Dataset rows:
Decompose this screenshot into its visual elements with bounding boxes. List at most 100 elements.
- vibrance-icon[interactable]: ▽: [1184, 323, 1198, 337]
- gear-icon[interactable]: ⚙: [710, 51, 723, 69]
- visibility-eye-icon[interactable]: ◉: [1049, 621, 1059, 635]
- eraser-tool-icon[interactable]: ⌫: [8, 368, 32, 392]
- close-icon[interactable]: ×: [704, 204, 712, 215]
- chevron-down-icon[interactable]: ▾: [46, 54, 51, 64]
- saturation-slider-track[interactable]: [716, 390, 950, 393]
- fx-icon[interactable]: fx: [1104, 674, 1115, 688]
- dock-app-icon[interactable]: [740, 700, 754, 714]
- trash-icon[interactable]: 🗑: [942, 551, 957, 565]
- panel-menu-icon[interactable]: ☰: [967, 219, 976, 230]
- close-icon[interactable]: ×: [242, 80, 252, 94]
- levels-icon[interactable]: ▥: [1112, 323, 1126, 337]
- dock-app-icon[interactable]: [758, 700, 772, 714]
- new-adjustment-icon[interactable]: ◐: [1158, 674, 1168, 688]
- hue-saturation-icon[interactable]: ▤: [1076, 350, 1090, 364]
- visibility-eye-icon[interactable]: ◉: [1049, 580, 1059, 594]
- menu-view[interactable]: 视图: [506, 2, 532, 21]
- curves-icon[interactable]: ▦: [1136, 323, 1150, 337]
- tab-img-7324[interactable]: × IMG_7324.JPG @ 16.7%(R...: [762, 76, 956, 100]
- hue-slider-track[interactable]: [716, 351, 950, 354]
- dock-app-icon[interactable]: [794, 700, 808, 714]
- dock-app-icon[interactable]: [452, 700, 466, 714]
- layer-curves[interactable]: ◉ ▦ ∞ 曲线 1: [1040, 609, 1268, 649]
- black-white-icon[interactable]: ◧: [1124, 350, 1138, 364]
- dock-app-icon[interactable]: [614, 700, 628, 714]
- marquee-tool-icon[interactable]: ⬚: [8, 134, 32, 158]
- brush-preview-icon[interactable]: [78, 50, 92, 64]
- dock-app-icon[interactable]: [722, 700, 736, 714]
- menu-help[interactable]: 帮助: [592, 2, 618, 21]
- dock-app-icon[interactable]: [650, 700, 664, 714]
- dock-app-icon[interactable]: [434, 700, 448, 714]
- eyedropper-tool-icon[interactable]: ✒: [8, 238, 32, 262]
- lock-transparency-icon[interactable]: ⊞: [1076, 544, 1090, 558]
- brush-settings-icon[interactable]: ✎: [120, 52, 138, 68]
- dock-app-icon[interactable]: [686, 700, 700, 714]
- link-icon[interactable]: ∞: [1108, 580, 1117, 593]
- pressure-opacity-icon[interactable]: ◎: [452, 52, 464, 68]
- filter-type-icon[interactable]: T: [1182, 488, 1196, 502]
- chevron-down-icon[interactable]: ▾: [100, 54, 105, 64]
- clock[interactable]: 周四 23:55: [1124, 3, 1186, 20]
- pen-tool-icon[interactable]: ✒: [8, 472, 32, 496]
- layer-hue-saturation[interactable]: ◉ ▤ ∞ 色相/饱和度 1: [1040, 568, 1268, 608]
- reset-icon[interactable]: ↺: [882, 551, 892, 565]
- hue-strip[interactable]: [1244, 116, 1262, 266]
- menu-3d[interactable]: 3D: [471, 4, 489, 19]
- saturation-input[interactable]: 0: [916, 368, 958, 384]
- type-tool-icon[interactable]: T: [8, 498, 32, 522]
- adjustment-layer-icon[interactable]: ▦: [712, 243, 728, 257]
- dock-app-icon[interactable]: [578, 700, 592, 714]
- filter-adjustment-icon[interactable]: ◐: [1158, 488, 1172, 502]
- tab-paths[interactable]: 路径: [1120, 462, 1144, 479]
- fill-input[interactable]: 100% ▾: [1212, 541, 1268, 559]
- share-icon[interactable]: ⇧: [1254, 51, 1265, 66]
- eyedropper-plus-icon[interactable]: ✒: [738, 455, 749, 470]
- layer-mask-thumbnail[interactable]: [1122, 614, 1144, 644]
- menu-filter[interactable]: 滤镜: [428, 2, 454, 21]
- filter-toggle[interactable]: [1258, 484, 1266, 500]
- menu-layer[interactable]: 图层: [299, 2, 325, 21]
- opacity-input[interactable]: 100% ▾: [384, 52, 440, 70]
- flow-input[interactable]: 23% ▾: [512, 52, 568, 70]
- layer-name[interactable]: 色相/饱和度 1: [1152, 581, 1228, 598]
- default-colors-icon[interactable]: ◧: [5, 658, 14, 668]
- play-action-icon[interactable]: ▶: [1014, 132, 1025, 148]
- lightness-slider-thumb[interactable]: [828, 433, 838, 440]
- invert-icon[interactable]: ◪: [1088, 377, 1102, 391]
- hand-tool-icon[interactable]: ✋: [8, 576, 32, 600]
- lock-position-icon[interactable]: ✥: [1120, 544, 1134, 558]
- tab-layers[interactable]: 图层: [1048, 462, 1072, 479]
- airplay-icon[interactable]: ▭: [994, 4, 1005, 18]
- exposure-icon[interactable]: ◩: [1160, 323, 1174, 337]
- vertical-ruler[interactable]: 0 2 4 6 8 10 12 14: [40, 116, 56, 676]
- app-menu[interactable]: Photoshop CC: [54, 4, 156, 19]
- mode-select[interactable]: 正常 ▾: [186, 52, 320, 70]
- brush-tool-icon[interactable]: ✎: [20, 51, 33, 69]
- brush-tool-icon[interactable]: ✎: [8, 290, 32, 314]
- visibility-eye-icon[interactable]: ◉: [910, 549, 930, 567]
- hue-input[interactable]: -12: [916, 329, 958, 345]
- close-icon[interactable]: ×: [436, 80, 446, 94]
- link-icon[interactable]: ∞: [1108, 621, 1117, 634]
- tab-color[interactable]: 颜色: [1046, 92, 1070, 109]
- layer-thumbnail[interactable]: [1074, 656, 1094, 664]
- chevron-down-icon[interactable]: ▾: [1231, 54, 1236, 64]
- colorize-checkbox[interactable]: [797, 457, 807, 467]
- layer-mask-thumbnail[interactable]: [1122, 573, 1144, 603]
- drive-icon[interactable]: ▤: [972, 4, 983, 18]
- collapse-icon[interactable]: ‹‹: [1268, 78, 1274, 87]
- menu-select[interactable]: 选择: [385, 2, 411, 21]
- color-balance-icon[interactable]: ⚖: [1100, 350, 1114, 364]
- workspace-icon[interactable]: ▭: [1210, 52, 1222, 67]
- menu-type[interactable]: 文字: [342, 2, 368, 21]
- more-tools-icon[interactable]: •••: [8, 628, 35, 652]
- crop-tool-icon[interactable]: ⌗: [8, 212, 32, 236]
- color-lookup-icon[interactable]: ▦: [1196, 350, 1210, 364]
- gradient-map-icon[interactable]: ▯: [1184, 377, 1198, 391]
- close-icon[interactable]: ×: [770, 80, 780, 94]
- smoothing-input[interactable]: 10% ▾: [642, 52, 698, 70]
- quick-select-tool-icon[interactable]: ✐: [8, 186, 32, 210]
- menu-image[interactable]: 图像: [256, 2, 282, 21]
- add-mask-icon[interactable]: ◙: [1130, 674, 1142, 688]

Exercise instructions: Rewrite the records with every "dock-app-icon" swapped for "taskbar-app-icon", leaving everything else unchanged.

Solution:
Decompose this screenshot into its visual elements with bounding boxes. List at most 100 elements.
- vibrance-icon[interactable]: ▽: [1184, 323, 1198, 337]
- gear-icon[interactable]: ⚙: [710, 51, 723, 69]
- visibility-eye-icon[interactable]: ◉: [1049, 621, 1059, 635]
- eraser-tool-icon[interactable]: ⌫: [8, 368, 32, 392]
- close-icon[interactable]: ×: [704, 204, 712, 215]
- chevron-down-icon[interactable]: ▾: [46, 54, 51, 64]
- saturation-slider-track[interactable]: [716, 390, 950, 393]
- fx-icon[interactable]: fx: [1104, 674, 1115, 688]
- taskbar-app-icon[interactable]: [740, 700, 754, 714]
- trash-icon[interactable]: 🗑: [942, 551, 957, 565]
- panel-menu-icon[interactable]: ☰: [967, 219, 976, 230]
- close-icon[interactable]: ×: [242, 80, 252, 94]
- levels-icon[interactable]: ▥: [1112, 323, 1126, 337]
- taskbar-app-icon[interactable]: [758, 700, 772, 714]
- new-adjustment-icon[interactable]: ◐: [1158, 674, 1168, 688]
- hue-saturation-icon[interactable]: ▤: [1076, 350, 1090, 364]
- visibility-eye-icon[interactable]: ◉: [1049, 580, 1059, 594]
- menu-view[interactable]: 视图: [506, 2, 532, 21]
- curves-icon[interactable]: ▦: [1136, 323, 1150, 337]
- tab-img-7324[interactable]: × IMG_7324.JPG @ 16.7%(R...: [762, 76, 956, 100]
- hue-slider-track[interactable]: [716, 351, 950, 354]
- taskbar-app-icon[interactable]: [794, 700, 808, 714]
- taskbar-app-icon[interactable]: [452, 700, 466, 714]
- layer-curves[interactable]: ◉ ▦ ∞ 曲线 1: [1040, 609, 1268, 649]
- black-white-icon[interactable]: ◧: [1124, 350, 1138, 364]
- taskbar-app-icon[interactable]: [614, 700, 628, 714]
- marquee-tool-icon[interactable]: ⬚: [8, 134, 32, 158]
- brush-preview-icon[interactable]: [78, 50, 92, 64]
- taskbar-app-icon[interactable]: [722, 700, 736, 714]
- menu-help[interactable]: 帮助: [592, 2, 618, 21]
- taskbar-app-icon[interactable]: [650, 700, 664, 714]
- taskbar-app-icon[interactable]: [434, 700, 448, 714]
- eyedropper-tool-icon[interactable]: ✒: [8, 238, 32, 262]
- lock-transparency-icon[interactable]: ⊞: [1076, 544, 1090, 558]
- brush-settings-icon[interactable]: ✎: [120, 52, 138, 68]
- taskbar-app-icon[interactable]: [686, 700, 700, 714]
- link-icon[interactable]: ∞: [1108, 580, 1117, 593]
- pressure-opacity-icon[interactable]: ◎: [452, 52, 464, 68]
- filter-type-icon[interactable]: T: [1182, 488, 1196, 502]
- chevron-down-icon[interactable]: ▾: [100, 54, 105, 64]
- clock[interactable]: 周四 23:55: [1124, 3, 1186, 20]
- pen-tool-icon[interactable]: ✒: [8, 472, 32, 496]
- layer-hue-saturation[interactable]: ◉ ▤ ∞ 色相/饱和度 1: [1040, 568, 1268, 608]
- reset-icon[interactable]: ↺: [882, 551, 892, 565]
- hue-strip[interactable]: [1244, 116, 1262, 266]
- menu-3d[interactable]: 3D: [471, 4, 489, 19]
- saturation-input[interactable]: 0: [916, 368, 958, 384]
- type-tool-icon[interactable]: T: [8, 498, 32, 522]
- adjustment-layer-icon[interactable]: ▦: [712, 243, 728, 257]
- taskbar-app-icon[interactable]: [578, 700, 592, 714]
- filter-adjustment-icon[interactable]: ◐: [1158, 488, 1172, 502]
- tab-paths[interactable]: 路径: [1120, 462, 1144, 479]
- fill-input[interactable]: 100% ▾: [1212, 541, 1268, 559]
- share-icon[interactable]: ⇧: [1254, 51, 1265, 66]
- eyedropper-plus-icon[interactable]: ✒: [738, 455, 749, 470]
- layer-mask-thumbnail[interactable]: [1122, 614, 1144, 644]
- menu-filter[interactable]: 滤镜: [428, 2, 454, 21]
- filter-toggle[interactable]: [1258, 484, 1266, 500]
- menu-layer[interactable]: 图层: [299, 2, 325, 21]
- opacity-input[interactable]: 100% ▾: [384, 52, 440, 70]
- flow-input[interactable]: 23% ▾: [512, 52, 568, 70]
- layer-name[interactable]: 色相/饱和度 1: [1152, 581, 1228, 598]
- default-colors-icon[interactable]: ◧: [5, 658, 14, 668]
- play-action-icon[interactable]: ▶: [1014, 132, 1025, 148]
- lightness-slider-thumb[interactable]: [828, 433, 838, 440]
- invert-icon[interactable]: ◪: [1088, 377, 1102, 391]
- hand-tool-icon[interactable]: ✋: [8, 576, 32, 600]
- lock-position-icon[interactable]: ✥: [1120, 544, 1134, 558]
- tab-layers[interactable]: 图层: [1048, 462, 1072, 479]
- airplay-icon[interactable]: ▭: [994, 4, 1005, 18]
- exposure-icon[interactable]: ◩: [1160, 323, 1174, 337]
- vertical-ruler[interactable]: 0 2 4 6 8 10 12 14: [40, 116, 56, 676]
- app-menu[interactable]: Photoshop CC: [54, 4, 156, 19]
- mode-select[interactable]: 正常 ▾: [186, 52, 320, 70]
- brush-tool-icon[interactable]: ✎: [20, 51, 33, 69]
- brush-tool-icon[interactable]: ✎: [8, 290, 32, 314]
- visibility-eye-icon[interactable]: ◉: [910, 549, 930, 567]
- hue-input[interactable]: -12: [916, 329, 958, 345]
- close-icon[interactable]: ×: [436, 80, 446, 94]
- link-icon[interactable]: ∞: [1108, 621, 1117, 634]
- tab-color[interactable]: 颜色: [1046, 92, 1070, 109]
- layer-thumbnail[interactable]: [1074, 656, 1094, 664]
- chevron-down-icon[interactable]: ▾: [1231, 54, 1236, 64]
- colorize-checkbox[interactable]: [797, 457, 807, 467]
- layer-mask-thumbnail[interactable]: [1122, 573, 1144, 603]
- drive-icon[interactable]: ▤: [972, 4, 983, 18]
- collapse-icon[interactable]: ‹‹: [1268, 78, 1274, 87]
- menu-select[interactable]: 选择: [385, 2, 411, 21]
- color-balance-icon[interactable]: ⚖: [1100, 350, 1114, 364]
- workspace-icon[interactable]: ▭: [1210, 52, 1222, 67]
- menu-type[interactable]: 文字: [342, 2, 368, 21]
- more-tools-icon[interactable]: •••: [8, 628, 35, 652]
- crop-tool-icon[interactable]: ⌗: [8, 212, 32, 236]
- color-lookup-icon[interactable]: ▦: [1196, 350, 1210, 364]
- gradient-map-icon[interactable]: ▯: [1184, 377, 1198, 391]
- close-icon[interactable]: ×: [770, 80, 780, 94]
- smoothing-input[interactable]: 10% ▾: [642, 52, 698, 70]
- quick-select-tool-icon[interactable]: ✐: [8, 186, 32, 210]
- menu-image[interactable]: 图像: [256, 2, 282, 21]
- add-mask-icon[interactable]: ◙: [1130, 674, 1142, 688]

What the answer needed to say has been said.